----- Given information -----

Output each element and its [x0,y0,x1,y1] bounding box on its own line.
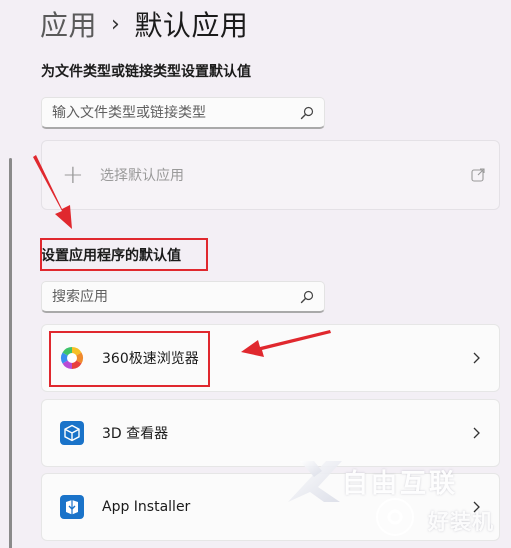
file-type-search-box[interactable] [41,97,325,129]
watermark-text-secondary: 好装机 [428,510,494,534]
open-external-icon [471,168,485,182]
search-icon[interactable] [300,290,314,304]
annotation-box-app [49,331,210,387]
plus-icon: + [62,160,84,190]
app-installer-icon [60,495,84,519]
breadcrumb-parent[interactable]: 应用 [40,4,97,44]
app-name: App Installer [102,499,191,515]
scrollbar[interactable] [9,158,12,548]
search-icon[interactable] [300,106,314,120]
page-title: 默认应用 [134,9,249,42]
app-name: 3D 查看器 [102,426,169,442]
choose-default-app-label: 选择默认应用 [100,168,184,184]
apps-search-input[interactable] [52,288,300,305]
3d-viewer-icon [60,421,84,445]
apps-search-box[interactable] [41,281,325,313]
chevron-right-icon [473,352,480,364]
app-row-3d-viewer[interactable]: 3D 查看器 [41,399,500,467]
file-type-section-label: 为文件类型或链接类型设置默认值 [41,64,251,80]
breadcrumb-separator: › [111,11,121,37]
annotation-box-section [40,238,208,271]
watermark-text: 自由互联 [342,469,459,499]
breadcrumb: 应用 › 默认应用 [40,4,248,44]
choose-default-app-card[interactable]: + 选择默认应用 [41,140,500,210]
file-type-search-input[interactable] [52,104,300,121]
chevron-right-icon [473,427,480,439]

-----
----- Given information -----

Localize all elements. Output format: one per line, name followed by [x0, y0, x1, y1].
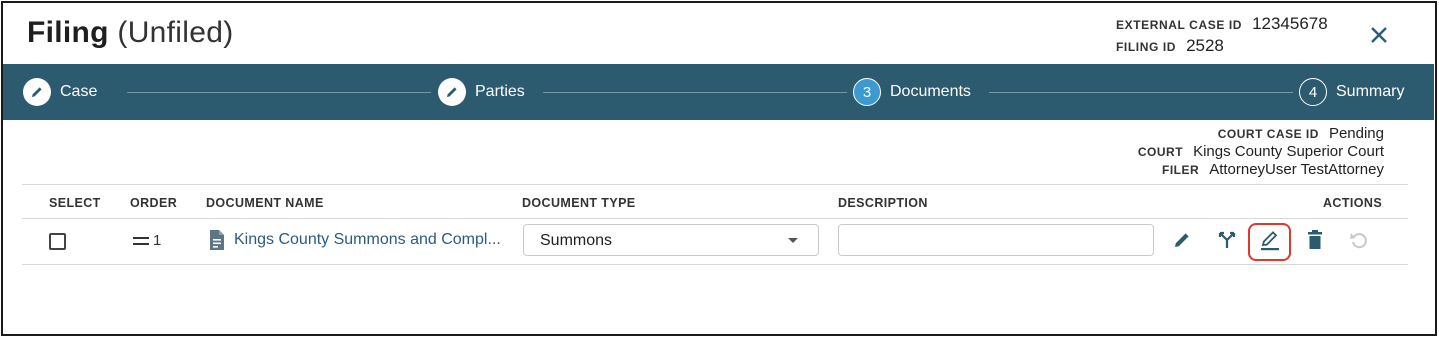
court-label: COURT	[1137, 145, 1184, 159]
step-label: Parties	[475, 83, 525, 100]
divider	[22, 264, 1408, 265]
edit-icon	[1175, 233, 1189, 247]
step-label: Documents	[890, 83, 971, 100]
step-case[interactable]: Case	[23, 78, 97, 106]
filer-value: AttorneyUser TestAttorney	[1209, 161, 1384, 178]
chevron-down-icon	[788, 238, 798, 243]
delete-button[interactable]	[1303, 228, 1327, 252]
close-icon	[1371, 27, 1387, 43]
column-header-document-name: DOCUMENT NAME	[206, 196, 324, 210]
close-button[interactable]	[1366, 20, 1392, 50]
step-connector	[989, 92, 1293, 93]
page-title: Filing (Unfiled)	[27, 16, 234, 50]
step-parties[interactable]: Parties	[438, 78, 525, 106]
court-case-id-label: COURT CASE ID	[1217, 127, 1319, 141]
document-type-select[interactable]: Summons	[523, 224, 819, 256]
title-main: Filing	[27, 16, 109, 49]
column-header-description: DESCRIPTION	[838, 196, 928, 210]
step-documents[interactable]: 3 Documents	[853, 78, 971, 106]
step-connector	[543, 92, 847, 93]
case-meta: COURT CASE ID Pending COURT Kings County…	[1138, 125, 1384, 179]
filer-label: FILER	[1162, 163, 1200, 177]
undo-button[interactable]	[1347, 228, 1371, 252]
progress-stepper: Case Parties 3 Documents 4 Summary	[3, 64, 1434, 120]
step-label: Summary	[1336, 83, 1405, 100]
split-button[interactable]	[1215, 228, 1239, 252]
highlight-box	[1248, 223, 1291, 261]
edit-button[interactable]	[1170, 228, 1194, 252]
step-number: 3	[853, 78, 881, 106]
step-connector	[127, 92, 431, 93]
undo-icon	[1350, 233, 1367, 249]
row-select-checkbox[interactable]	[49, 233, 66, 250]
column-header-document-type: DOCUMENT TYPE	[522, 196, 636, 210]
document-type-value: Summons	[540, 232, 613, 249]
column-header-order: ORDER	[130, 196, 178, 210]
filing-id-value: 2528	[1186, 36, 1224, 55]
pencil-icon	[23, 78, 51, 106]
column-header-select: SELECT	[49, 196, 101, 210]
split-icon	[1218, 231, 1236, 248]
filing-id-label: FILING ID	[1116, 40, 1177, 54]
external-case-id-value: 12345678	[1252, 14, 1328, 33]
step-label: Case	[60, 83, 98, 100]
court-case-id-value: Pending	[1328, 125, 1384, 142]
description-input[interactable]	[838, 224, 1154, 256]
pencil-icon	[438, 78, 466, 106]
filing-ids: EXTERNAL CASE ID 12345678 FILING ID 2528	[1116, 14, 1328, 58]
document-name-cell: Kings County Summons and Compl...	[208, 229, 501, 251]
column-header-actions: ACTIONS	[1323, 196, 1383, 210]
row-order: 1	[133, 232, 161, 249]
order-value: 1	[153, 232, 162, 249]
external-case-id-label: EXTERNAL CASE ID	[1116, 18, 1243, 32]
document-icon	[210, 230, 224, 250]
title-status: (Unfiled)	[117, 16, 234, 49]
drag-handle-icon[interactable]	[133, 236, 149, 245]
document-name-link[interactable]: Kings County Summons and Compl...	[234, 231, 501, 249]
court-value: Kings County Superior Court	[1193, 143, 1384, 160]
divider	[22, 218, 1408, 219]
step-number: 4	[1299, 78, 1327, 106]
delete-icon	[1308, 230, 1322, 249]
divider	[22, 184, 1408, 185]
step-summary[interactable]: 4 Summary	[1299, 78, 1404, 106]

-----
----- Given information -----

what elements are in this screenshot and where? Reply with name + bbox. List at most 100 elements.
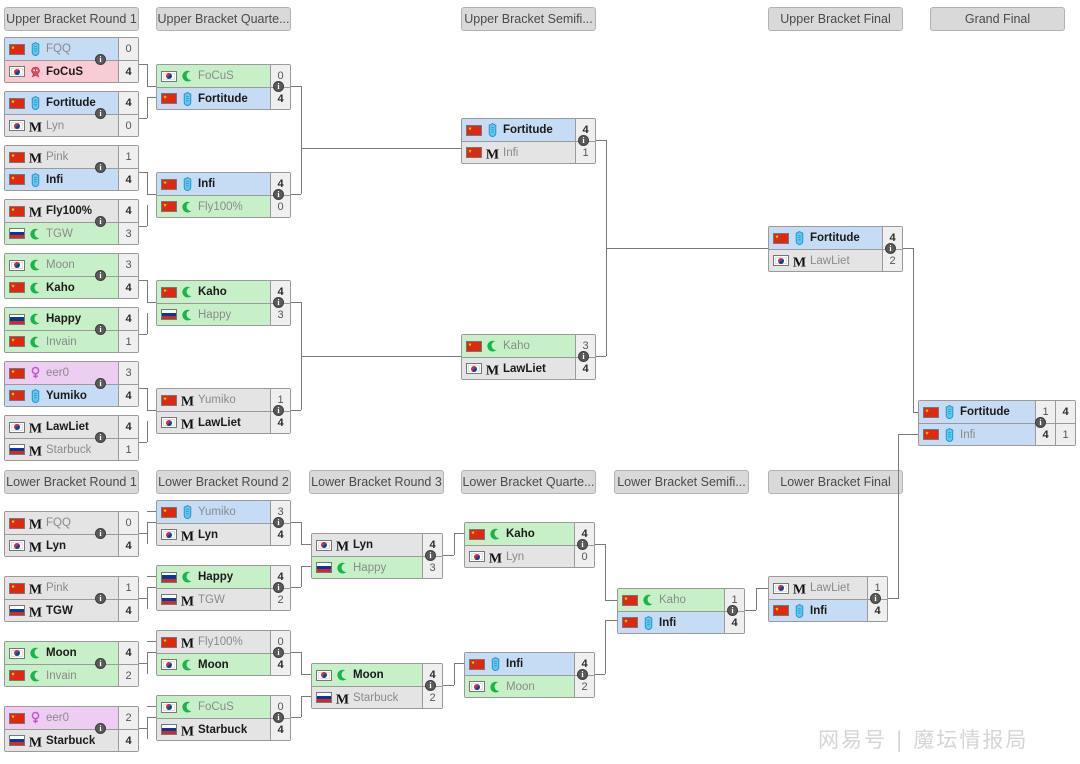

-----

(Objective): How many lines of the records contain the string "order"? Give the number alone.

(Solution below): 3